━━━━━ Data records ━━━━━
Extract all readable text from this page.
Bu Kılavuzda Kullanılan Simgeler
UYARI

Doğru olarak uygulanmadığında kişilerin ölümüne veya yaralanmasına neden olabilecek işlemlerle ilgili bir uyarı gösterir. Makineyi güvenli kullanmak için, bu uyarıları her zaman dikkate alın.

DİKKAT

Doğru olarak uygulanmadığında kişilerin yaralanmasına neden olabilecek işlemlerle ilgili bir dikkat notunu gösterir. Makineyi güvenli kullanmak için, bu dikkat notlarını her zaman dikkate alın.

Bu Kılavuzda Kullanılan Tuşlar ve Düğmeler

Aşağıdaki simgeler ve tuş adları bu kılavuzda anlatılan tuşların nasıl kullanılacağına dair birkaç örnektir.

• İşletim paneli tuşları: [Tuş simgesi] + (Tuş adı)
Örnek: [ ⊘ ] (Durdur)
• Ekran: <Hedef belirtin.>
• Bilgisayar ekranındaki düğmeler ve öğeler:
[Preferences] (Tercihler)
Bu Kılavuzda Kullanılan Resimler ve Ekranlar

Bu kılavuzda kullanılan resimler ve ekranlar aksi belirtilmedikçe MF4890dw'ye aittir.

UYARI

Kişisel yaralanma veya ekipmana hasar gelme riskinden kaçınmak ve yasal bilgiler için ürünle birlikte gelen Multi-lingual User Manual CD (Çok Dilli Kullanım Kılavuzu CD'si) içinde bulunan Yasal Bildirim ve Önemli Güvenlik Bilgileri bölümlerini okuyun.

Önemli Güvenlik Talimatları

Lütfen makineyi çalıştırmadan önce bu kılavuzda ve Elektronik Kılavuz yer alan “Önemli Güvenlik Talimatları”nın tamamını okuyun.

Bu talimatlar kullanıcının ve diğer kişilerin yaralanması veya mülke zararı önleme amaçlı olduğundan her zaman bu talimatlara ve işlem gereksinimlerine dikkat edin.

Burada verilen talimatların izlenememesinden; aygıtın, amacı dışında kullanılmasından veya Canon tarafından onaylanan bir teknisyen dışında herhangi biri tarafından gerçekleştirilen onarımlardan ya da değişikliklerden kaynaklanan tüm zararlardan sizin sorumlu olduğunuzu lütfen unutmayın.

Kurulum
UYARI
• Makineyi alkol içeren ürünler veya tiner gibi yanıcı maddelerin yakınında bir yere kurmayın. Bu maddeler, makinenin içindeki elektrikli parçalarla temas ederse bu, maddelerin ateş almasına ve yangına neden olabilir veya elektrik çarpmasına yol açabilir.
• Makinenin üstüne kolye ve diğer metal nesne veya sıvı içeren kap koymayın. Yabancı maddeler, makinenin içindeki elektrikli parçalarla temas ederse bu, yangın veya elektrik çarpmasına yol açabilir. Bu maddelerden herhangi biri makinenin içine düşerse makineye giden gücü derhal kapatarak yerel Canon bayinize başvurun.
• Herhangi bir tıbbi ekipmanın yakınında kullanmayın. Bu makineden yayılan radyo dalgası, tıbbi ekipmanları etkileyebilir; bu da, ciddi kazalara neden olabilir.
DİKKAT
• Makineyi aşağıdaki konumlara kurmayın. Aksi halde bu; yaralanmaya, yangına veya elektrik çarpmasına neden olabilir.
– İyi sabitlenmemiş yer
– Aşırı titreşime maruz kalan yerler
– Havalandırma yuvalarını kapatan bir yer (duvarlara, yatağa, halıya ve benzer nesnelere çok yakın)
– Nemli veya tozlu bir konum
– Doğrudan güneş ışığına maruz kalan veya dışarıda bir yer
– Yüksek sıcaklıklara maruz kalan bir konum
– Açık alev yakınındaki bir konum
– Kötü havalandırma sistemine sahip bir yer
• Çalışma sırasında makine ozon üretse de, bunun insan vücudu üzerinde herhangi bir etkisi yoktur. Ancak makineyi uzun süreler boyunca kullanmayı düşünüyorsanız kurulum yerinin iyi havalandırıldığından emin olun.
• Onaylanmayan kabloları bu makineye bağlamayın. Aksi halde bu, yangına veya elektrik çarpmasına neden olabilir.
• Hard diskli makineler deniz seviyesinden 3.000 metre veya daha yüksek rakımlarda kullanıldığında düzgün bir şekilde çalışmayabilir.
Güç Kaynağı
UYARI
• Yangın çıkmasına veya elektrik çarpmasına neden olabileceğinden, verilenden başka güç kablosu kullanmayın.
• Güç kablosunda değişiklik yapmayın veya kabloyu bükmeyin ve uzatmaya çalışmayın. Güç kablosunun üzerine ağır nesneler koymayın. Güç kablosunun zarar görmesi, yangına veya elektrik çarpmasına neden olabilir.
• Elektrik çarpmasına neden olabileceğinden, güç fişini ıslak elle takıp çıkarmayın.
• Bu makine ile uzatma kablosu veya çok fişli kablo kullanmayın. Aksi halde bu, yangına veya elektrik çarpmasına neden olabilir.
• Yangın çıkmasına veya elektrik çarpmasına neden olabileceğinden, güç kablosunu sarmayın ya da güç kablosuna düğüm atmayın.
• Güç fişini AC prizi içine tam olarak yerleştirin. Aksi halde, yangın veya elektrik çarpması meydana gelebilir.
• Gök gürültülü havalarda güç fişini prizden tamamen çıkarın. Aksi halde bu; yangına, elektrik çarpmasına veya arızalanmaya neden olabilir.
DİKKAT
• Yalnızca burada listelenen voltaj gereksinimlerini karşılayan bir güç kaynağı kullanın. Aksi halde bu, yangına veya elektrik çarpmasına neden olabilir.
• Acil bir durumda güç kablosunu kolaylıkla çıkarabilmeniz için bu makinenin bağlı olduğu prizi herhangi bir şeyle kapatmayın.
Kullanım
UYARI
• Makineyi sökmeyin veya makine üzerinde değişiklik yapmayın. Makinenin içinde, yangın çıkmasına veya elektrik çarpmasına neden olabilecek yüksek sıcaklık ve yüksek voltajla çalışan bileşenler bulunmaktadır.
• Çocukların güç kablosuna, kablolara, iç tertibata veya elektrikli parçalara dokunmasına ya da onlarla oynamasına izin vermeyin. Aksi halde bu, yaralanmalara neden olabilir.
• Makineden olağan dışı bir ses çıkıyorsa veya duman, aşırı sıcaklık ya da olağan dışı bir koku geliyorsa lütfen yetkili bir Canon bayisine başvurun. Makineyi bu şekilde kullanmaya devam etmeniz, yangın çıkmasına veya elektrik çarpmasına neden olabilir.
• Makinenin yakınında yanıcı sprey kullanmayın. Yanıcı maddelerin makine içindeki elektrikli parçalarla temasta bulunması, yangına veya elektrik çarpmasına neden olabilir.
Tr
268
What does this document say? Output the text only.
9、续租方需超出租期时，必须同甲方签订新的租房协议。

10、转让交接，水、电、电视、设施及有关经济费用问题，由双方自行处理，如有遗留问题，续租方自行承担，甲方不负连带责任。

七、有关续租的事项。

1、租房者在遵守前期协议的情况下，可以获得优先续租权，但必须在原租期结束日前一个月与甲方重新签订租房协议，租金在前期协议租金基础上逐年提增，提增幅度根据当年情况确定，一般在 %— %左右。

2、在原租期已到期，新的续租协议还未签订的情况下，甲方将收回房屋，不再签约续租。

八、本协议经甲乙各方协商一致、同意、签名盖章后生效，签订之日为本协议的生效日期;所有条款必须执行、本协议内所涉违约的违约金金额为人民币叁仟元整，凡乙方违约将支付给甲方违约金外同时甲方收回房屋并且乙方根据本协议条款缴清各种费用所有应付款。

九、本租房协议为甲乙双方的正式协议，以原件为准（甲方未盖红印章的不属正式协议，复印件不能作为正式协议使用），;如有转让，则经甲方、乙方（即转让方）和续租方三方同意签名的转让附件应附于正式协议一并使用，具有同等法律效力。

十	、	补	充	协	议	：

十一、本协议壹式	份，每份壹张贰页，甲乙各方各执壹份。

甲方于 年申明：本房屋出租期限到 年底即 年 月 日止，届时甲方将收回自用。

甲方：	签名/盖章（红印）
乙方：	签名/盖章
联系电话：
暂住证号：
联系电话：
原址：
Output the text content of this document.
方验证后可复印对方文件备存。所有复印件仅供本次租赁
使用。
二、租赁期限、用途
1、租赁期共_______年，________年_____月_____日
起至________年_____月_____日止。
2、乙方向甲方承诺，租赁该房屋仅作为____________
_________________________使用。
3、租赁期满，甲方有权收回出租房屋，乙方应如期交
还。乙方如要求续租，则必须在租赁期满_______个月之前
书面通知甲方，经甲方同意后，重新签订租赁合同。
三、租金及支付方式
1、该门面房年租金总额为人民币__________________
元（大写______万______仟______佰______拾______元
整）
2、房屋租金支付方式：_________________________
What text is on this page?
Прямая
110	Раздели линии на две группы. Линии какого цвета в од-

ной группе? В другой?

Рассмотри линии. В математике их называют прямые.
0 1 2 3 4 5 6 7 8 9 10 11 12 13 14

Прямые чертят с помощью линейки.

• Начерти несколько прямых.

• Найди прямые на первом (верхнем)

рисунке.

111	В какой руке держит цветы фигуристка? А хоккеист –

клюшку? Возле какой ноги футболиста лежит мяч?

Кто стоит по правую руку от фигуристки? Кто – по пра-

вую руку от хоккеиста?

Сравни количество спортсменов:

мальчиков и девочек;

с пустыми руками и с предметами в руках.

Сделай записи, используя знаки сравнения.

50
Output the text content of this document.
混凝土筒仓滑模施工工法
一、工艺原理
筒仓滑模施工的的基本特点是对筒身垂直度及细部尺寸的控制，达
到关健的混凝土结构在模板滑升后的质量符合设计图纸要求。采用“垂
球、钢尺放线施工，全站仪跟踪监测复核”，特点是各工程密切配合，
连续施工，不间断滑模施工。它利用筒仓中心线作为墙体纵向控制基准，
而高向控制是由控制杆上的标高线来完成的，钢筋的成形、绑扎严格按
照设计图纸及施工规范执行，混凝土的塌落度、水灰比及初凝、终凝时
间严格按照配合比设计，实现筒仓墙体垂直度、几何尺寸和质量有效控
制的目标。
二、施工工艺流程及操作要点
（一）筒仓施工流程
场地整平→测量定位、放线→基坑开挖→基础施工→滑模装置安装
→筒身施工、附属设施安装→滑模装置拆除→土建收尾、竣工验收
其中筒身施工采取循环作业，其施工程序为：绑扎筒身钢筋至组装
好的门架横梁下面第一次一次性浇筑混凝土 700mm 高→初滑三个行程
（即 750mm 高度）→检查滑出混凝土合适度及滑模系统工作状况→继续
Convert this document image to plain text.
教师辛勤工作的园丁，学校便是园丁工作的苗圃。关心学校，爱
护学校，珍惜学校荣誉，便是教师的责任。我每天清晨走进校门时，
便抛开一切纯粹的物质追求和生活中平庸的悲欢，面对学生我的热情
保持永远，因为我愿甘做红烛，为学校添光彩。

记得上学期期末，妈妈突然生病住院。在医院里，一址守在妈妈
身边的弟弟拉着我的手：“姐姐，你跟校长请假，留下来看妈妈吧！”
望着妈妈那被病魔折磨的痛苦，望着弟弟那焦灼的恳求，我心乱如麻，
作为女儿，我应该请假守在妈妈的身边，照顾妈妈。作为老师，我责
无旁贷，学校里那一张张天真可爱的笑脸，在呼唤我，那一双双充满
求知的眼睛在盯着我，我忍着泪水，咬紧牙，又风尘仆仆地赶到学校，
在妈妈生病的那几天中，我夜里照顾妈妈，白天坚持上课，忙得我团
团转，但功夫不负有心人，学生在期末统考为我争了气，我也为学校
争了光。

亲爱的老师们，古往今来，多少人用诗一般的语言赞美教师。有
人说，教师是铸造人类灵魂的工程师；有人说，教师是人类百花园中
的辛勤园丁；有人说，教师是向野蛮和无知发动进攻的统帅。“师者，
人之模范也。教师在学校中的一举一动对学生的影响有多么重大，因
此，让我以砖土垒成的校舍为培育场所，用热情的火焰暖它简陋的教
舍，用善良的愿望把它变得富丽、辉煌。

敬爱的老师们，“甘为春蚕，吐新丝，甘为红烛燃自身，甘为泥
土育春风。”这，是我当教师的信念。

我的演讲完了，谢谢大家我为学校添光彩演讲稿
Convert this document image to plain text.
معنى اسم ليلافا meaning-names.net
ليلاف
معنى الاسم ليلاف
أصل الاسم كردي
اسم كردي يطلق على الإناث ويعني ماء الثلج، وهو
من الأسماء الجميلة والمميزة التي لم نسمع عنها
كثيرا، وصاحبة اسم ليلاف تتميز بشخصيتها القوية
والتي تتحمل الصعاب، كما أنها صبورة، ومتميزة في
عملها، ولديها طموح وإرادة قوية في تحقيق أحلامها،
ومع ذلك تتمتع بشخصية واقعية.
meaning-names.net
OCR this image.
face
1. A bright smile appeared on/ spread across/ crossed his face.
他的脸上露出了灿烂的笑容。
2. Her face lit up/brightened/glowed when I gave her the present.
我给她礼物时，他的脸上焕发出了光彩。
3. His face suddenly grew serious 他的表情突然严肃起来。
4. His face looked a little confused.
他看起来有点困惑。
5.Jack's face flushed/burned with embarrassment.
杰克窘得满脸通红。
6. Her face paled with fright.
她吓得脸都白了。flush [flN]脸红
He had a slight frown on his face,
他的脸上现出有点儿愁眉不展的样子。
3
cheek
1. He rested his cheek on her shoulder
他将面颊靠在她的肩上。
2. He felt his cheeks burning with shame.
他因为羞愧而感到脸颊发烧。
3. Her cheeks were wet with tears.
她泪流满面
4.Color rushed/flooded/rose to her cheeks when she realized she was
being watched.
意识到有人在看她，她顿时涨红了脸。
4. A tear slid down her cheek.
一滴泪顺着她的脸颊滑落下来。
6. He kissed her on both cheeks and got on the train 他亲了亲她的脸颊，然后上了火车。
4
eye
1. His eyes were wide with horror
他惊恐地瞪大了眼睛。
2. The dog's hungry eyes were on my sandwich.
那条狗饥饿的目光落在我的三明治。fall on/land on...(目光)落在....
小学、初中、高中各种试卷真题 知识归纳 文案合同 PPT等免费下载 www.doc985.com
━━━━━
- _Work to do_
Copy every line of the records above that contains "Kullanım".

- _Result below_
Kişisel yaralanma veya ekipmana hasar gelme riskinden kaçınmak ve yasal bilgiler için ürünle birlikte gelen Multi-lingual User Manual CD (Çok Dilli Kullanım Kılavuzu CD'si) içinde bulunan Yasal Bildirim ve Önemli Güvenlik Bilgileri bölümlerini okuyun.
Kullanım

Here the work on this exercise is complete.